**WRITTEN EXERCISE**:
Beginning at the line that contains "legend-running-ii-a-label: running (II-a)" and stopping after the final line of the records, lay out each line as one string in a JSON list, leaving out any blank lines.

[START OF MATERIAL SHOWN]

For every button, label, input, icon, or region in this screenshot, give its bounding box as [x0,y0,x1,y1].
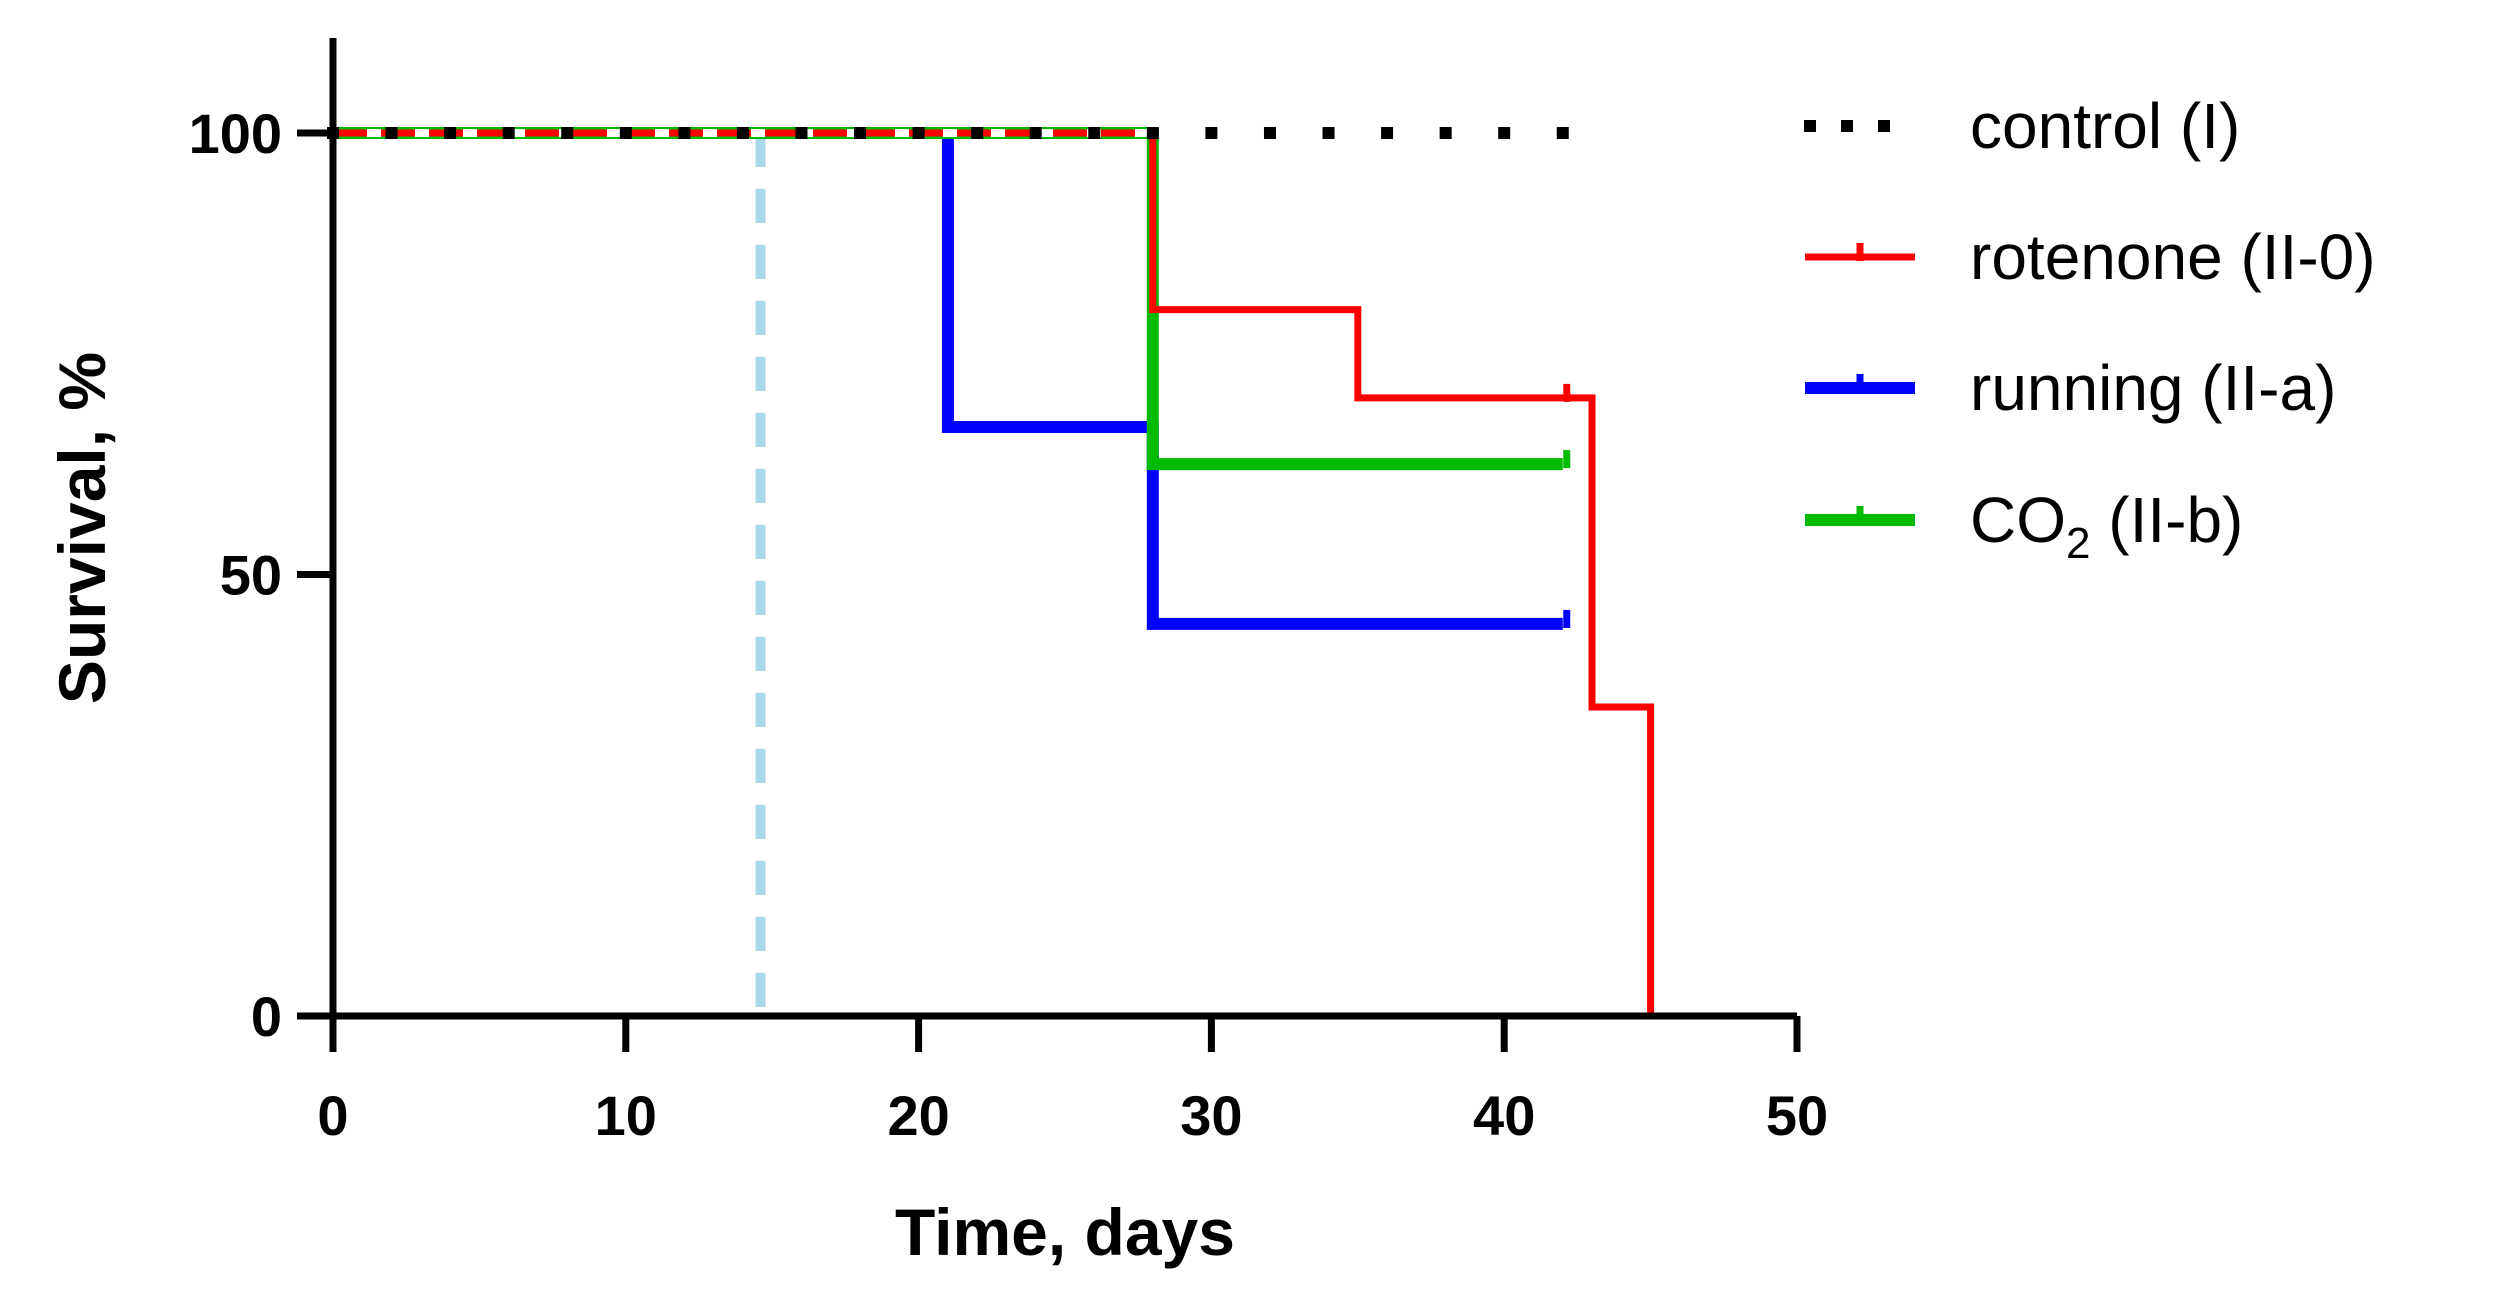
legend-running-ii-a-label: running (II-a) [1970,352,2336,424]
series-control-i-point [502,127,515,139]
x-tick-label: 40 [1473,1084,1535,1147]
series-control-i-point [444,127,457,139]
plot-area [327,127,1655,1016]
series-control-i-point [1146,127,1159,139]
series-control-i-point [1381,127,1394,139]
series-running-ii-a-line [333,127,1563,630]
legend-rotenone-ii-0-label: rotenone (II-0) [1970,221,2376,293]
series-control-i-point [912,127,925,139]
x-ticks: 0 10 20 30 40 50 [317,1016,1828,1147]
series-control-i-point [1498,127,1511,139]
series-control-i-point [1439,127,1452,139]
series-control-i-point [1322,127,1335,139]
x-tick-label: 20 [887,1084,949,1147]
legend-control-i-marker [1878,120,1890,132]
axes [329,38,1797,1020]
legend-control-i-marker [1804,120,1816,132]
legend-control-i-marker [1841,120,1853,132]
x-axis-title: Time, days [895,1195,1235,1269]
x-tick-label: 30 [1180,1084,1242,1147]
series-control-i-point [854,127,867,139]
x-tick-label: 10 [595,1084,657,1147]
series-control-i-point [1029,127,1042,139]
series-control-i-point [971,127,984,139]
series-control-i-point [678,127,691,139]
x-tick-label: 0 [317,1084,348,1147]
y-tick-label: 100 [189,102,282,165]
series-rotenone-ii-0-line [333,129,1655,1016]
y-tick-label: 0 [251,985,282,1048]
series-control-i-point [385,127,398,139]
series-control-i-point [1205,127,1218,139]
legend: control (I) rotenone (II-0) running (II-a)… [1804,90,2376,568]
series-control-i-point [619,127,632,139]
x-tick-label: 50 [1766,1084,1828,1147]
series-control-i-point [1556,127,1569,139]
series-control-i-point [795,127,808,139]
y-ticks: 0 50 100 [189,102,333,1048]
series-control-i-point [561,127,574,139]
series-control-i-point [1088,127,1101,139]
y-tick-label: 50 [220,544,282,607]
legend-control-i-label: control (I) [1970,90,2240,162]
y-axis-title: Survival, % [45,352,119,704]
series-control-i-point [1263,127,1276,139]
legend-co2-ii-b-label: CO2 (II-b) [1970,484,2243,568]
series-control-i-point [736,127,749,139]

[END OF MATERIAL SHOWN]

**RIGHT ANSWER**:
[
  "legend-running-ii-a-label: running (II-a) [1970,352,2336,424]",
  "series-control-i-point [502,127,515,139]",
  "x-tick-label: 40 [1473,1084,1535,1147]",
  "series-control-i-point [444,127,457,139]",
  "plot-area [327,127,1655,1016]",
  "series-control-i-point [1146,127,1159,139]",
  "series-control-i-point [1381,127,1394,139]",
  "series-running-ii-a-line [333,127,1563,630]",
  "legend-rotenone-ii-0-label: rotenone (II-0) [1970,221,2376,293]",
  "series-control-i-point [912,127,925,139]",
  "x-ticks: 0 10 20 30 40 50 [317,1016,1828,1147]",
  "series-control-i-point [1498,127,1511,139]",
  "series-control-i-point [1439,127,1452,139]",
  "series-control-i-point [1322,127,1335,139]",
  "x-tick-label: 20 [887,1084,949,1147]",
  "legend-control-i-marker [1878,120,1890,132]",
  "axes [329,38,1797,1020]",
  "legend-control-i-marker [1804,120,1816,132]",
  "legend-control-i-marker [1841,120,1853,132]",
  "x-axis-title: Time, days [895,1195,1235,1269]",
  "x-tick-label: 30 [1180,1084,1242,1147]",
  "series-control-i-point [854,127,867,139]",
  "x-tick-label: 10 [595,1084,657,1147]",
  "series-control-i-point [1029,127,1042,139]",
  "series-control-i-point [971,127,984,139]",
  "series-control-i-point [678,127,691,139]",
  "x-tick-label: 0 [317,1084,348,1147]",
  "y-tick-label: 100 [189,102,282,165]",
  "series-rotenone-ii-0-line [333,129,1655,1016]",
  "y-tick-label: 0 [251,985,282,1048]",
  "series-control-i-point [385,127,398,139]",
  "series-control-i-point [1205,127,1218,139]",
  "legend: control (I) rotenone (II-0) running (II-a)… [1804,90,2376,568]",
  "series-control-i-point [619,127,632,139]",
  "x-tick-label: 50 [1766,1084,1828,1147]",
  "series-control-i-point [1556,127,1569,139]",
  "series-control-i-point [795,127,808,139]",
  "y-ticks: 0 50 100 [189,102,333,1048]",
  "series-control-i-point [561,127,574,139]",
  "series-control-i-point [1088,127,1101,139]",
  "y-tick-label: 50 [220,544,282,607]",
  "legend-control-i-label: control (I) [1970,90,2240,162]",
  "y-axis-title: Survival, % [45,352,119,704]",
  "series-control-i-point [1263,127,1276,139]",
  "legend-co2-ii-b-label: CO2 (II-b) [1970,484,2243,568]",
  "series-control-i-point [736,127,749,139]"
]